__Required work__:
Return each line of the data below exactly, omitting any pictures.
— START Data to use —
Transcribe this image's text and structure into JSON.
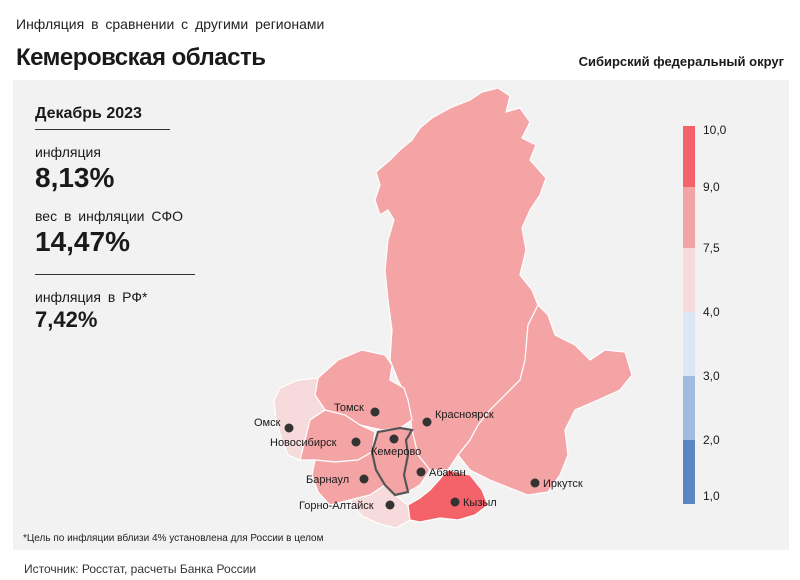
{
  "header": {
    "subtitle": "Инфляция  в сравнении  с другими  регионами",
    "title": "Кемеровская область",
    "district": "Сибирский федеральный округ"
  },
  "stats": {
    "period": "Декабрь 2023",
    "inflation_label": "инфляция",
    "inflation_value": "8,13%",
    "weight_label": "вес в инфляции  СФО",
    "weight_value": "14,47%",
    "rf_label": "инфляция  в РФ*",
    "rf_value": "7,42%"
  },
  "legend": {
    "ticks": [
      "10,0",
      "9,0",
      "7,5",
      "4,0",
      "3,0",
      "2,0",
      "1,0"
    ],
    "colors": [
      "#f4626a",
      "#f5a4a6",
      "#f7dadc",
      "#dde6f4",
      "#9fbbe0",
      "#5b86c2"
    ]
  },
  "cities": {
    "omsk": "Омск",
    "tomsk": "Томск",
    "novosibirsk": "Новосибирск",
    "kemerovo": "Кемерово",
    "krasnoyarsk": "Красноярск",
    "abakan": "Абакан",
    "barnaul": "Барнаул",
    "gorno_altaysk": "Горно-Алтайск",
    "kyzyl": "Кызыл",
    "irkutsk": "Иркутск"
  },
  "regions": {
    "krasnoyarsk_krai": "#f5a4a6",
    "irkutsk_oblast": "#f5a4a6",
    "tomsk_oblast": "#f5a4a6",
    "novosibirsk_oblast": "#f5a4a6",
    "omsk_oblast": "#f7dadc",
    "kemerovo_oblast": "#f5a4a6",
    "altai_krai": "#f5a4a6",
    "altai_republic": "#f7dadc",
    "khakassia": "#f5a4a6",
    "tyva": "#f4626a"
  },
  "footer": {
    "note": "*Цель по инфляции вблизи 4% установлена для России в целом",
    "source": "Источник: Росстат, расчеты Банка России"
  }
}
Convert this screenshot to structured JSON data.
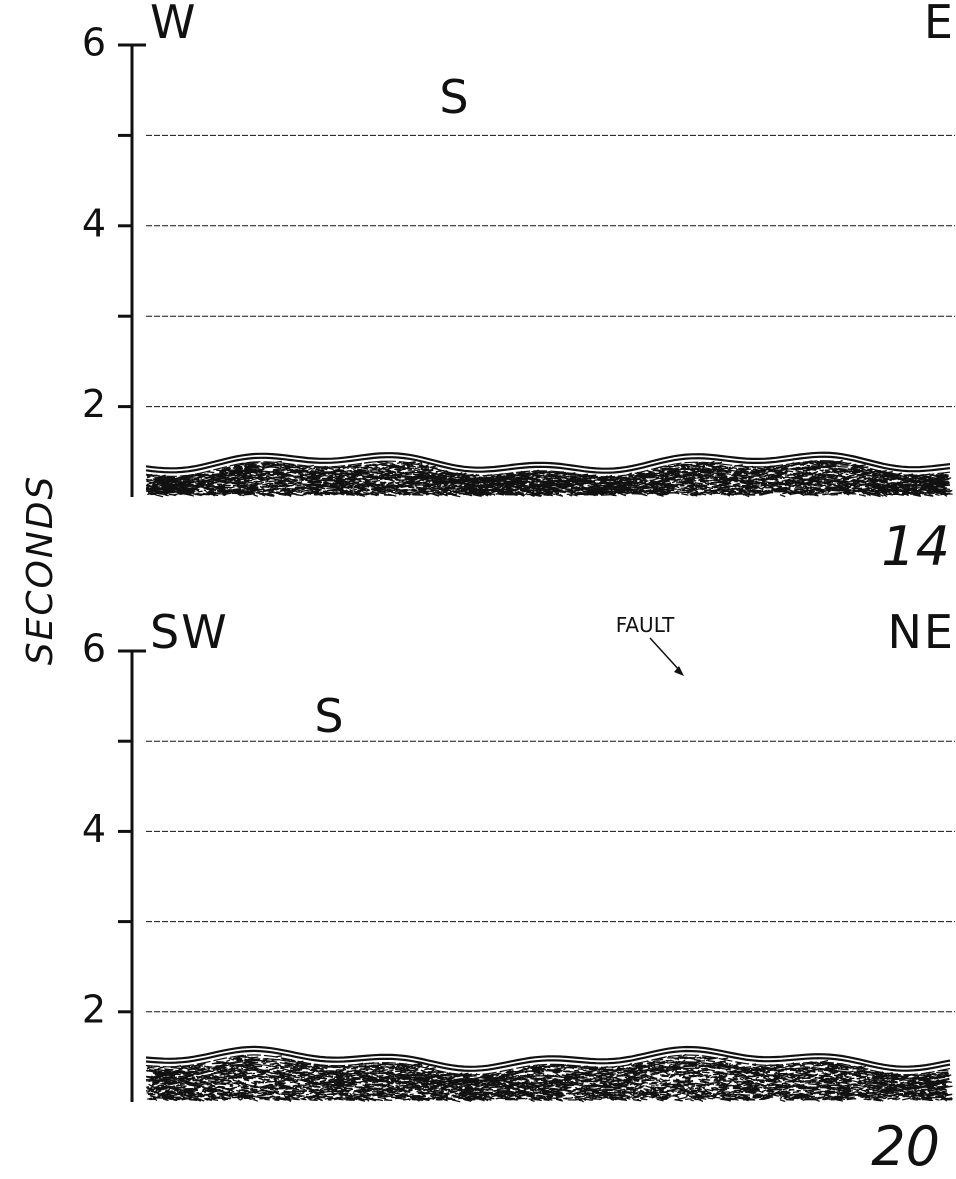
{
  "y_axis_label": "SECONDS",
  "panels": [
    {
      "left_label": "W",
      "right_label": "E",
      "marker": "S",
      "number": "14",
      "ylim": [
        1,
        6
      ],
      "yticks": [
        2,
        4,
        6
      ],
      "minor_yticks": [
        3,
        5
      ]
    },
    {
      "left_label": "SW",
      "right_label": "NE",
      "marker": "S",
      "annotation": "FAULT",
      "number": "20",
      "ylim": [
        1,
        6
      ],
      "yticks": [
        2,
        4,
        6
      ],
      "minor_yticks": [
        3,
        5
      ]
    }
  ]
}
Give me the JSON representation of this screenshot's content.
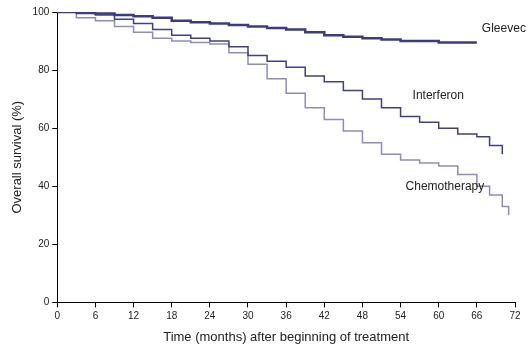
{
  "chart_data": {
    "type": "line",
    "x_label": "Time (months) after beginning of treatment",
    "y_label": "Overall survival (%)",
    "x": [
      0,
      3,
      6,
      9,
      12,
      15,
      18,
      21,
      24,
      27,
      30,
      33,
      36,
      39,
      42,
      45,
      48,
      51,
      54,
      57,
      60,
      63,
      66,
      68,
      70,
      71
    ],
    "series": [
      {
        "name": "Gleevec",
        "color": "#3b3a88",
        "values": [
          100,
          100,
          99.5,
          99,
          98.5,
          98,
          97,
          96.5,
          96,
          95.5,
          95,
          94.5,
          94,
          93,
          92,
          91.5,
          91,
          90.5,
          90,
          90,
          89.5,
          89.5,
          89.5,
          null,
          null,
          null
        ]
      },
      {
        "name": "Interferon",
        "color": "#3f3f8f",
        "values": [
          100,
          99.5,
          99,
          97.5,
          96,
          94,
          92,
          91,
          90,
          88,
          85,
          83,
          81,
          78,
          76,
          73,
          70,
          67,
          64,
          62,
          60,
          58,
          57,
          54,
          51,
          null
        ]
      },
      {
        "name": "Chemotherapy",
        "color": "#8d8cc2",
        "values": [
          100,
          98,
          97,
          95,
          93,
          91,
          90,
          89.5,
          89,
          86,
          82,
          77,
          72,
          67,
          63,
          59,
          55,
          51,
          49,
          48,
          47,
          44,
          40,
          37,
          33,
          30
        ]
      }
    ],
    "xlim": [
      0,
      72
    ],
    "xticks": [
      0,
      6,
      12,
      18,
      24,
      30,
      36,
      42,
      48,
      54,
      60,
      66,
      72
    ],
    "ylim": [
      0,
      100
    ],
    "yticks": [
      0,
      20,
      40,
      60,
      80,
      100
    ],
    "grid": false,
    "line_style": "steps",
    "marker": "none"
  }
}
— END Data to use —
__Task answer__:
Transcribe this image's text and structure into JSON.
{
  "header": {
    "subtitle": "Инфляция  в сравнении  с другими  регионами",
    "title": "Кемеровская область",
    "district": "Сибирский федеральный округ"
  },
  "stats": {
    "period": "Декабрь 2023",
    "inflation_label": "инфляция",
    "inflation_value": "8,13%",
    "weight_label": "вес в инфляции  СФО",
    "weight_value": "14,47%",
    "rf_label": "инфляция  в РФ*",
    "rf_value": "7,42%"
  },
  "legend": {
    "ticks": [
      "10,0",
      "9,0",
      "7,5",
      "4,0",
      "3,0",
      "2,0",
      "1,0"
    ],
    "colors": [
      "#f4626a",
      "#f5a4a6",
      "#f7dadc",
      "#dde6f4",
      "#9fbbe0",
      "#5b86c2"
    ]
  },
  "cities": {
    "omsk": "Омск",
    "tomsk": "Томск",
    "novosibirsk": "Новосибирск",
    "kemerovo": "Кемерово",
    "krasnoyarsk": "Красноярск",
    "abakan": "Абакан",
    "barnaul": "Барнаул",
    "gorno_altaysk": "Горно-Алтайск",
    "kyzyl": "Кызыл",
    "irkutsk": "Иркутск"
  },
  "regions": {
    "krasnoyarsk_krai": "#f5a4a6",
    "irkutsk_oblast": "#f5a4a6",
    "tomsk_oblast": "#f5a4a6",
    "novosibirsk_oblast": "#f5a4a6",
    "omsk_oblast": "#f7dadc",
    "kemerovo_oblast": "#f5a4a6",
    "altai_krai": "#f5a4a6",
    "altai_republic": "#f7dadc",
    "khakassia": "#f5a4a6",
    "tyva": "#f4626a"
  },
  "footer": {
    "note": "*Цель по инфляции вблизи 4% установлена для России в целом",
    "source": "Источник: Росстат, расчеты Банка России"
  }
}
Convert this screenshot to structured JSON data.
{
  "y_axis_label": "SECONDS",
  "panels": [
    {
      "left_label": "W",
      "right_label": "E",
      "marker": "S",
      "number": "14",
      "ylim": [
        1,
        6
      ],
      "yticks": [
        2,
        4,
        6
      ],
      "minor_yticks": [
        3,
        5
      ]
    },
    {
      "left_label": "SW",
      "right_label": "NE",
      "marker": "S",
      "annotation": "FAULT",
      "number": "20",
      "ylim": [
        1,
        6
      ],
      "yticks": [
        2,
        4,
        6
      ],
      "minor_yticks": [
        3,
        5
      ]
    }
  ]
}
Give me the JSON representation of this screenshot's content.
{
  "chart_data": {
    "type": "line",
    "x_label": "Time (months) after beginning of treatment",
    "y_label": "Overall survival (%)",
    "x": [
      0,
      3,
      6,
      9,
      12,
      15,
      18,
      21,
      24,
      27,
      30,
      33,
      36,
      39,
      42,
      45,
      48,
      51,
      54,
      57,
      60,
      63,
      66,
      68,
      70,
      71
    ],
    "series": [
      {
        "name": "Gleevec",
        "color": "#3b3a88",
        "values": [
          100,
          100,
          99.5,
          99,
          98.5,
          98,
          97,
          96.5,
          96,
          95.5,
          95,
          94.5,
          94,
          93,
          92,
          91.5,
          91,
          90.5,
          90,
          90,
          89.5,
          89.5,
          89.5,
          null,
          null,
          null
        ]
      },
      {
        "name": "Interferon",
        "color": "#3f3f8f",
        "values": [
          100,
          99.5,
          99,
          97.5,
          96,
          94,
          92,
          91,
          90,
          88,
          85,
          83,
          81,
          78,
          76,
          73,
          70,
          67,
          64,
          62,
          60,
          58,
          57,
          54,
          51,
          null
        ]
      },
      {
        "name": "Chemotherapy",
        "color": "#8d8cc2",
        "values": [
          100,
          98,
          97,
          95,
          93,
          91,
          90,
          89.5,
          89,
          86,
          82,
          77,
          72,
          67,
          63,
          59,
          55,
          51,
          49,
          48,
          47,
          44,
          40,
          37,
          33,
          30
        ]
      }
    ],
    "xlim": [
      0,
      72
    ],
    "xticks": [
      0,
      6,
      12,
      18,
      24,
      30,
      36,
      42,
      48,
      54,
      60,
      66,
      72
    ],
    "ylim": [
      0,
      100
    ],
    "yticks": [
      0,
      20,
      40,
      60,
      80,
      100
    ],
    "grid": false,
    "line_style": "steps",
    "marker": "none"
  }
}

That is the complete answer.